**TEXTE**
L'émir hafside, Abou-Zékérïa, étant parvenu, l'an 625 (1228), à détacher l'Ifrîkïa de l'empire régi par les descendants d'Abdel-Moumen, s'y établit comme souverain indépendant et conçut l'espoir de soumettre le Maghreb et de monter sur le trône des Almohades à Maroc. Pour atteindre ce but, il pensa que le concours des Zenata lui serait nécessaire et, afin d'obtenir leur appui, il pratiqua des intelligences avec les émirs des BeniMerîn, des Abd-el-Ouad, des Toudjîn et des Maghraoua.

Quant à Yaghmoracen, il était demeuré fidèle à la dynastie d'Abd-el-Moumen depuis l'époque où il s'en fut déclaré le vassal, et, dans son gouvernement de Tlemcen, il continuait à servir les sultans de Maroc en se montrant l'ami de leurs amis et l'ennemi de leurs ennemis. Parmi ces princes, Er-Rechid fut celui auquel il donna les témoignages les plus fréquents de dévouement et dont il reçut, en retour, les plus nombreuses marques d'amitié. Ce fut ainsi qu'en l'an 637 (1239-40), Er-Rechid lui envoya une grande quantité d'objets rares et précieux, sachant qu'un tel présent serait accepté avec plaisir et qu'il contribuerait à entretenir ce chef dans son éloignement pour les Beni Merîn, tribu qui avait déjà commencé des hostilités contre le Maghreb et l'empire de Maroc.

**DONNÉES EXTRAITES**
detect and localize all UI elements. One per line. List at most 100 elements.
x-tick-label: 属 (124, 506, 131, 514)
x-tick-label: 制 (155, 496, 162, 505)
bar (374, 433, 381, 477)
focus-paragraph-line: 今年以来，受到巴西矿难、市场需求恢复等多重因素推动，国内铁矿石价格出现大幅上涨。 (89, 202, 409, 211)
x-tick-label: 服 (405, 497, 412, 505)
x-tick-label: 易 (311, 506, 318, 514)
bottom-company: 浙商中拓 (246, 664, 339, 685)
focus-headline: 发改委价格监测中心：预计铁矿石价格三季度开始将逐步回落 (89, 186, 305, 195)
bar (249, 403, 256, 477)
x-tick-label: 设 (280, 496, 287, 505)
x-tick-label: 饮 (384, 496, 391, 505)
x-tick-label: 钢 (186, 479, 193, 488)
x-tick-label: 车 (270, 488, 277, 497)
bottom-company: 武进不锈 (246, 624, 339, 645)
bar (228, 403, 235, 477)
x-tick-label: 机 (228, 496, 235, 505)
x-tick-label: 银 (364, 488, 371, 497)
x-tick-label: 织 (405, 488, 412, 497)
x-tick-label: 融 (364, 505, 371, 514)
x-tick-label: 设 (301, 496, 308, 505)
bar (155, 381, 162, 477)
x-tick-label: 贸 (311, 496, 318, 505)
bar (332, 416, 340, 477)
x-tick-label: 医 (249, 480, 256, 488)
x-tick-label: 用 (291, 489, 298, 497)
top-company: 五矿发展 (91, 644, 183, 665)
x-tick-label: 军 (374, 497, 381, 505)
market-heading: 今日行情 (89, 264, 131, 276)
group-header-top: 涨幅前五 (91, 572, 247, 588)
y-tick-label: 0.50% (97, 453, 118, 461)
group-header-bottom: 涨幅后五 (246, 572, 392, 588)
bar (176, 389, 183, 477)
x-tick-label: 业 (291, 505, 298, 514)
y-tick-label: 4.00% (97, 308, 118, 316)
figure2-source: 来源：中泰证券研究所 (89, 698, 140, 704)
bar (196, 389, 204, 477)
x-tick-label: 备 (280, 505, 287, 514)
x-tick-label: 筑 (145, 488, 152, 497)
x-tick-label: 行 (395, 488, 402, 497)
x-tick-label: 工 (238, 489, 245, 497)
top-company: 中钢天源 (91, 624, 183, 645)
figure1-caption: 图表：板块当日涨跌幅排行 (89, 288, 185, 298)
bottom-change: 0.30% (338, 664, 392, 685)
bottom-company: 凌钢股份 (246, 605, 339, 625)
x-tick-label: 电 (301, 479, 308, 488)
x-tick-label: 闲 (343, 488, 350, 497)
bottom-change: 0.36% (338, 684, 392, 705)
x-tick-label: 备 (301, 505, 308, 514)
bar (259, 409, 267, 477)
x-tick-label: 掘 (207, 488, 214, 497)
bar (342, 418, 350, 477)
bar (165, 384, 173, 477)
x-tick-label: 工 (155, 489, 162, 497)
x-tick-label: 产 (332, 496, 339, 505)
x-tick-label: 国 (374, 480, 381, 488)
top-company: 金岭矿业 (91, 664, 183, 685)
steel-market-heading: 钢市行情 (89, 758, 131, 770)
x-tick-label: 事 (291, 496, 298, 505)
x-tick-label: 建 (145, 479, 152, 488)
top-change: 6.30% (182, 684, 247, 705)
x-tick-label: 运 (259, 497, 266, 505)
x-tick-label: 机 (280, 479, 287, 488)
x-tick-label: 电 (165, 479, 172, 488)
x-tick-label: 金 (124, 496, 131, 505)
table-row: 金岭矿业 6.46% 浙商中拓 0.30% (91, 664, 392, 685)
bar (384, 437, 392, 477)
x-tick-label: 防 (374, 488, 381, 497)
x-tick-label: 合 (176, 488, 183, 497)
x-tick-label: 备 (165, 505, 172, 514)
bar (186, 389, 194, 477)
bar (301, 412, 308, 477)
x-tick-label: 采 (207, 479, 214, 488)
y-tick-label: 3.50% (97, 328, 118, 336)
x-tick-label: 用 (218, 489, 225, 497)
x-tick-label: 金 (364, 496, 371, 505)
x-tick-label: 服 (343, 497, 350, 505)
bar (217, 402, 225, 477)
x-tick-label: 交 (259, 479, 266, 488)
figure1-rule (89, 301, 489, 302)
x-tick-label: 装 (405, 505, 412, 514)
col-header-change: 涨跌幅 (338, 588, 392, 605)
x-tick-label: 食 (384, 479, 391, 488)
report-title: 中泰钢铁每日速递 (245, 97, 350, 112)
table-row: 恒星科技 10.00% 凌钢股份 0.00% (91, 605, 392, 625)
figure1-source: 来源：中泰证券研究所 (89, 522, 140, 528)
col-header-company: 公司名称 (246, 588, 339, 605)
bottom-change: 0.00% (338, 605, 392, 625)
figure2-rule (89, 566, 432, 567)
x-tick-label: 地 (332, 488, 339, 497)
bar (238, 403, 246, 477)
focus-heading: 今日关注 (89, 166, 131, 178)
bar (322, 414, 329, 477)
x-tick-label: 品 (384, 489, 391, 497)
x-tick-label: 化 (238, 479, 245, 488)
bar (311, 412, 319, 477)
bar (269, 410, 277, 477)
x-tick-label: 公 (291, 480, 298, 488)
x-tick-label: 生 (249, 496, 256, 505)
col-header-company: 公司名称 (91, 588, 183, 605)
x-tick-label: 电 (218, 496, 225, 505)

**TRAVAIL DEMANDÉ**
1. Selon le texte sur Abou-Zékérïa et Yaghmoracen, en quelle année Er-Rechid envoya-t-il à Yaghmoracen une grande quantité d'objets rares et précieux ?
2. Poursuivez le texte sur Abou-Zékérïa et Yaghmoracen après sa dernière phrase.

**CORRIGÉ**
1. En l'an 637 (1239-40).

2.
Le bon accord qui régna entre Yaghmoracen et son proche voisin Er-Rechîd, avait déjà donné du mécontentement à l'émir

Abou-Zékérïa, quand ce prince reçut la visite d'Abd-el-CaouiIbn-el-Abbas et des fils de Mendil-Ibn-Mohammed, qui vinrent demander secours contre Yaghmoracen. Ils lui exposèrent que la prise de Tlemcen serait une chose très-facile; qu'alors il pourrait réunir sous ses drapeaux toutes les tribus zenatiennes, que ce serait un grand pas de fait vers la conquête de l'empire almohade, but auquel il visait, et que la prise de cette ville lui ouvrirait la porte du pays qu'il convoitait. Cédant à leurs prières et à leurs représentations, il rassembla ses troupes hafsides', celles de ses alliés et tous les autres corps de son armée, en leur annonçant qu'il allait marcher sur Tlemcen. Il convoqua aussi les Arabes nomades qui fréquentaient ses provinces, et, à cet appel, les Soleim et les Rîah se mirent en mouvement, avec leurs familles, pour aller le joindre.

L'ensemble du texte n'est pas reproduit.